**Jobs:**
(1) In the article on Egypt's ties with Romania and Bulgaria, who traveled to Cairo with the Romanian president besides a number of Romanian journalists?
(2) Write the next part of the article on Egypt's relations with Romania and Bulgaria, starting after its final sentence.

··· Text excerpt ···

Dina Ezzat explores the potential for closer ties with old friends in Eastern Europe
The archives of Al-Ahram offer few cuttings dealing with Egypt's bilateral relations with Romania and Bulgaria. The handful of articles in the files underscore the neglect with which Egypt, and both Romania and Bulgaria, have treated their once thriving relations, whose heyday began in the 1950s and continued for the best part of two decades.
Both countries, already NATO members for three years, have now joined the EU. They are changes that offer economic, political and cultural opportunities that Cairo could well develop with Bucharest and Sofia, giving a new lease of life to ties between the three.
Romanian President Tarian Basescu arrived in Cairo yesterday for a two-day visit during which he met President Hosni Mubarak, Prime Minister Ahmed Nazif and a host of senior officials and leading businessmen. Basescu's visit also includes talks with Arab League Secretary- General Amr Moussa, and meetings with the representatives of the League's member states.
According to the press release issued by the Romanian president's office, the visit presents "an opportunity for reiterating the importance of Romania's ties... with Egypt, an important actor in the Middle East and North Africa and a traditional partner".
Basescu was accompanied by over 30 businessmen as well as a number of Romanian journalists.

··· Data segment ···

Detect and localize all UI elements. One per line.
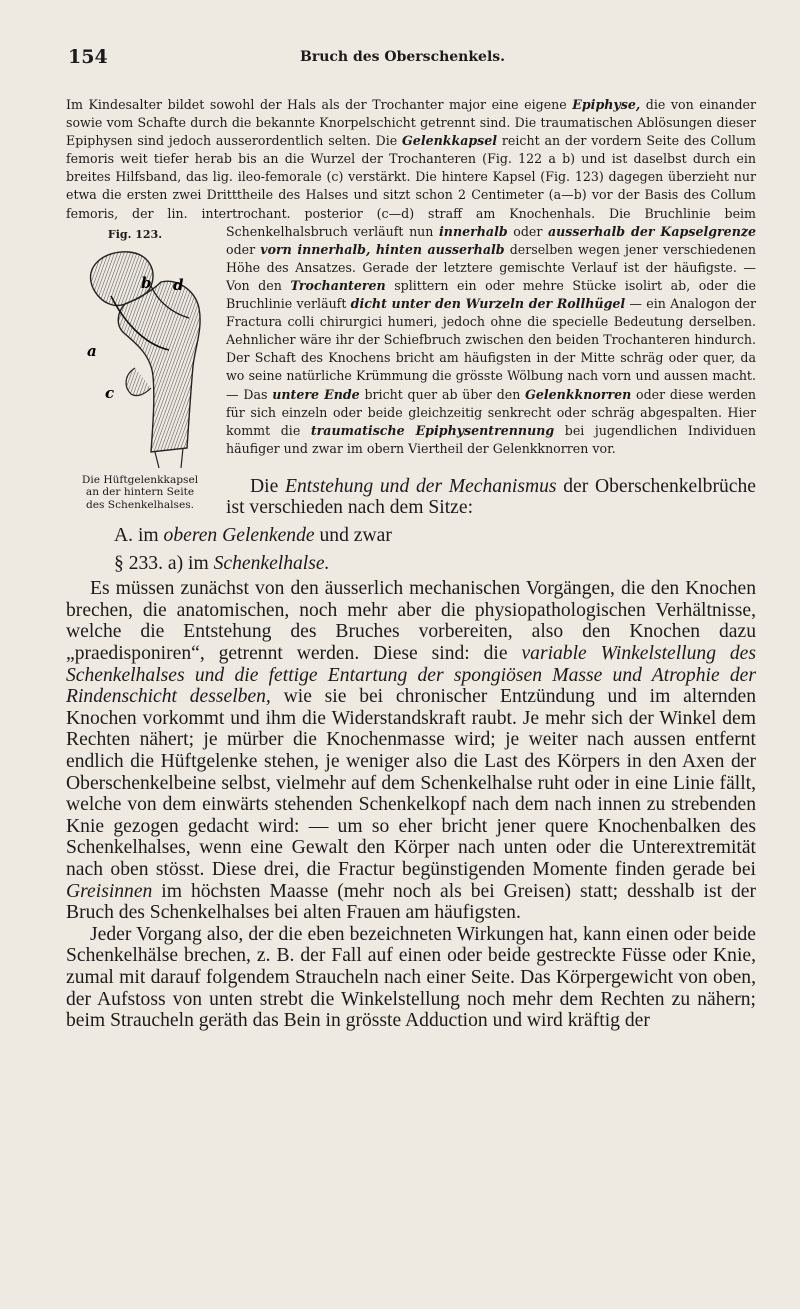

···

**Answers for the tasks:**
(1) More than 30 businessmen.

(2)
According to statements made yesterday by Presidential Spokesman Suliman Awad following talks between Mubarak and Basescu, the visit offered an opportunity for an exchange of views on political developments in the Middle East and especially on Iraq, where Romania has troops deployed as part of the international forces. Developments in the Balkans were also discussed. But above all, the visit allowed for the signing of agreements to upgrade bilateral cooperation in view of Romania's new membership of the European Union.
"The visit is intended to give a push to Romania's relations with Egypt on all fronts, and judging by developments in bilateral relations since President Mubarak's last visit to Bucharest in 2004, President Basescu's visit to Cairo could well open new vistas of cooperation," said Fawzy Gohar, Egypt's ambassador in Bucharest.
Mubarak's visits to Romania in 2001 and 2004 helped the volume of trade between the two countries jump from just a few million dollars to $369 million last year. Basescu's return visit may help that figure double in the next five years.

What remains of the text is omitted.